BRIEF: Can you resume the forum thread on DIY CO2 diffusers, picking up right after its last line?

DOCUMENT EXTRACT:

------------------------------------

I don't think there's anything wrong with the diffuser necesarrily. It's hard to blow through the glass diffusers I have too. Glass diffusers generally work best with pressurized CO2 setups because of the higher pressure it requires to use it. Again, I would try cleaning it with a bleach solution to help remove any clogged pores. If the pressure built up by reaction isn't enough for it to work, then I guess the only option you have is to go back to the airstone or purchase a different glass diffiuser.








http://img203.imageshack.us/img203/5710/diyco2bubbles4sh.jpg

-John N.


----------



## Minsc (May 7, 2006)

I've run DIY through a Rhinox 1000. I ended up getting bubbles through it, but no where near as much as through a wooden airstone.


----------



## neilanh (Feb 19, 2007)

------------------------------------

[Layout region records]

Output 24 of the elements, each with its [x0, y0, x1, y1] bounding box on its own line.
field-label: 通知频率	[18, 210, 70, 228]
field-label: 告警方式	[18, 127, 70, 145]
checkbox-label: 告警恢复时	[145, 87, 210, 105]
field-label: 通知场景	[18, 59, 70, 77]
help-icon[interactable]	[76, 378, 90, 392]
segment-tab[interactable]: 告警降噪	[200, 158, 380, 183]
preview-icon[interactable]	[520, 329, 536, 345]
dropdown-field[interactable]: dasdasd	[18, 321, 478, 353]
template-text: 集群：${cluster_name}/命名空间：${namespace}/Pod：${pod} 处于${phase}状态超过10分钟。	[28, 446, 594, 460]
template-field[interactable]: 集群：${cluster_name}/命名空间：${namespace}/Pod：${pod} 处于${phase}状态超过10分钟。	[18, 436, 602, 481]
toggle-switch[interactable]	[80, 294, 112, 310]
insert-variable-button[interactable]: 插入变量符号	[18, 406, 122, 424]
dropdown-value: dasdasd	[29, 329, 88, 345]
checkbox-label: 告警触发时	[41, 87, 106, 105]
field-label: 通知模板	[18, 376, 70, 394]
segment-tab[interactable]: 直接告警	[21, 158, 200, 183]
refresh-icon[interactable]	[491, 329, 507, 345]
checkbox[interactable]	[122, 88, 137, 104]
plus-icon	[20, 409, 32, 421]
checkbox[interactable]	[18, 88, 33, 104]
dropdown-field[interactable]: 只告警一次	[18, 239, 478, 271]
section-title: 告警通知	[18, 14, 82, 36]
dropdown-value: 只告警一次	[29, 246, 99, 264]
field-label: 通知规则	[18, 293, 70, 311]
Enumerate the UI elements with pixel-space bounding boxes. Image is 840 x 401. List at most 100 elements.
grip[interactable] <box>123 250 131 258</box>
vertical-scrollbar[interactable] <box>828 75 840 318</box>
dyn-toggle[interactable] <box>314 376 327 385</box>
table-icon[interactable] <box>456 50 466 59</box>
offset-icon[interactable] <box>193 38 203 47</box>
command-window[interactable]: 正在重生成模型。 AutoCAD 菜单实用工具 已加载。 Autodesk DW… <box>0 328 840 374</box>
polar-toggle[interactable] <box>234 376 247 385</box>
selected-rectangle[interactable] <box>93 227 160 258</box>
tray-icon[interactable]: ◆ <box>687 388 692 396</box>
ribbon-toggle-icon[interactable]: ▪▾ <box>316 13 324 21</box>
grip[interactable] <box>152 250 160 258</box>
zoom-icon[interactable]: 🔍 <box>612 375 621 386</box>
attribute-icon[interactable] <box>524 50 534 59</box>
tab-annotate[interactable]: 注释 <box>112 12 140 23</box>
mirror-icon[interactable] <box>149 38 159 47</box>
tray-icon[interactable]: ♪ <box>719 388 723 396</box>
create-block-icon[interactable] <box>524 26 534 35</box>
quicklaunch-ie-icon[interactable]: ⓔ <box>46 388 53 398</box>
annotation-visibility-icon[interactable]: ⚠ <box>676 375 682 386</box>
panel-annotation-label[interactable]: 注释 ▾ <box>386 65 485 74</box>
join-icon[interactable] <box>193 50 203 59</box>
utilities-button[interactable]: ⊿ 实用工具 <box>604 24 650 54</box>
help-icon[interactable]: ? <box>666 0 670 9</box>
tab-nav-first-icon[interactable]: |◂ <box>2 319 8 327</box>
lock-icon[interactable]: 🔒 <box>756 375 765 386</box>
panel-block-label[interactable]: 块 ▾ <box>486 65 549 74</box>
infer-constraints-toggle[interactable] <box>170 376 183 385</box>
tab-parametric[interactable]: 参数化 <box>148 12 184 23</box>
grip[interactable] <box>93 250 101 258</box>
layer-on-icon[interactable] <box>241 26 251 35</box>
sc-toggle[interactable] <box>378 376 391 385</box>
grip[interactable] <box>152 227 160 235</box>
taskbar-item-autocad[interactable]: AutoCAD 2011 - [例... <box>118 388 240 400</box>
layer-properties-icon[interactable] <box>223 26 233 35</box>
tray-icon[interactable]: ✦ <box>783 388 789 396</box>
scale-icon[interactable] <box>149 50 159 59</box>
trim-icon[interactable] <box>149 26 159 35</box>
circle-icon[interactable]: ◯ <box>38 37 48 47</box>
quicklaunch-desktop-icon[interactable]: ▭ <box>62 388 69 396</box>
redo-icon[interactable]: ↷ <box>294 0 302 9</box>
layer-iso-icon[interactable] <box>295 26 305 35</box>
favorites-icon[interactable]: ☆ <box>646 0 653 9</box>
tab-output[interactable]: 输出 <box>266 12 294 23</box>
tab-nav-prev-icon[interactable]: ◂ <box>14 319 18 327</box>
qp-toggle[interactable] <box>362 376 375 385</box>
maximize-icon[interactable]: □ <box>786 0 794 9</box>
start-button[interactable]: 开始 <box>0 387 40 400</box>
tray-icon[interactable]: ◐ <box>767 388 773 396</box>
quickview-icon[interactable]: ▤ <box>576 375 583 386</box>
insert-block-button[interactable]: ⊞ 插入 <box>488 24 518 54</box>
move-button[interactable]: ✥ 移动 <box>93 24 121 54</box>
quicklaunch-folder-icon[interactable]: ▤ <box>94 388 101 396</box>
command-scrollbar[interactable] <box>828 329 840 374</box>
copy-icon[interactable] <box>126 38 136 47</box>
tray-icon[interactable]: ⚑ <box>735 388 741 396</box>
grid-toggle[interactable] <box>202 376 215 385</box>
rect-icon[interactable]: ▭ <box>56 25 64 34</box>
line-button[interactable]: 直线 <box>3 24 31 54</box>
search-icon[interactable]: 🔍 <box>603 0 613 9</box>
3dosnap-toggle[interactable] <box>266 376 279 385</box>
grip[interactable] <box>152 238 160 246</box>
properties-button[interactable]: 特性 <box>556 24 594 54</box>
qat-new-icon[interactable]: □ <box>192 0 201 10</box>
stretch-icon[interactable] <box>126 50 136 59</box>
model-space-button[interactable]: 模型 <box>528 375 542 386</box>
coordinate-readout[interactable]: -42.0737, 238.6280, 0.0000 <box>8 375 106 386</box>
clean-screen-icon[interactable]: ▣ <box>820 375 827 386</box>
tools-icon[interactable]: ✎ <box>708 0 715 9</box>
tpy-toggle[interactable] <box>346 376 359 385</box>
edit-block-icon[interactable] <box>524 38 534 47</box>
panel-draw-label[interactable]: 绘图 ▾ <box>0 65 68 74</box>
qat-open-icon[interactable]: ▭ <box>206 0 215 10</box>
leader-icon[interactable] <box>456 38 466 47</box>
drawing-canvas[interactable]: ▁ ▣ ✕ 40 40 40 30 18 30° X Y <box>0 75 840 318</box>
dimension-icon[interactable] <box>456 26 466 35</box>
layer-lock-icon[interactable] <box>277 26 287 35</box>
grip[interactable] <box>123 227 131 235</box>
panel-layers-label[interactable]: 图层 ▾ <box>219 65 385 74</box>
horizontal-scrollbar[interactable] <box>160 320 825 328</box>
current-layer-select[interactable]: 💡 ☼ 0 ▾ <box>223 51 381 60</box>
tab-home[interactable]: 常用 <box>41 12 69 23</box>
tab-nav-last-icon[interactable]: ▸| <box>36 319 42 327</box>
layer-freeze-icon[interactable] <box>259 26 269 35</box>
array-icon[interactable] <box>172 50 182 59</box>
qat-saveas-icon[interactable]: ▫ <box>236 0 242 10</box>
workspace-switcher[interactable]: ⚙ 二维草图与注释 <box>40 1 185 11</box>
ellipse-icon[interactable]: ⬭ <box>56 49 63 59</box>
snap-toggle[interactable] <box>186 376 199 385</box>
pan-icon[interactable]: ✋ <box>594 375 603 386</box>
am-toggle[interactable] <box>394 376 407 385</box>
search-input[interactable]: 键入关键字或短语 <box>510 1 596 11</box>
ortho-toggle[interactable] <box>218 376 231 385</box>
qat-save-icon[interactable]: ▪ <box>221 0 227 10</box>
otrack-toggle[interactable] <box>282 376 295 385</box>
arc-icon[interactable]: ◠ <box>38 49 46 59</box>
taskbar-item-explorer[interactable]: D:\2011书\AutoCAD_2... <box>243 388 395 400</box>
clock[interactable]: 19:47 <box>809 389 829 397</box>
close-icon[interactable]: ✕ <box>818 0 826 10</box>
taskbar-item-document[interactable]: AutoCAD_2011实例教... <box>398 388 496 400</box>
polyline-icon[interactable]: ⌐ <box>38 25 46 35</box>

------------------------------------

OUTPUT FOR THIS EXERCISE:
I ran a glass diffuser for a while before I had pressurized on my DIY. It should work fine. Chances are when you swapped out the airstone, you released all of the built up pressure in the system. It'll take it a few hours to a day to rebuild the pressure enough to start generating bubbles again


----------



## RESGuy (Feb 11, 2007)

What is the difference between using an airstone and a diffuser? Benefits?


----------



## eklikewhoa (Jul 24, 2006)

The diffuser would force finer bubbles into the water being smaller would make it easier to diffuse into the water column.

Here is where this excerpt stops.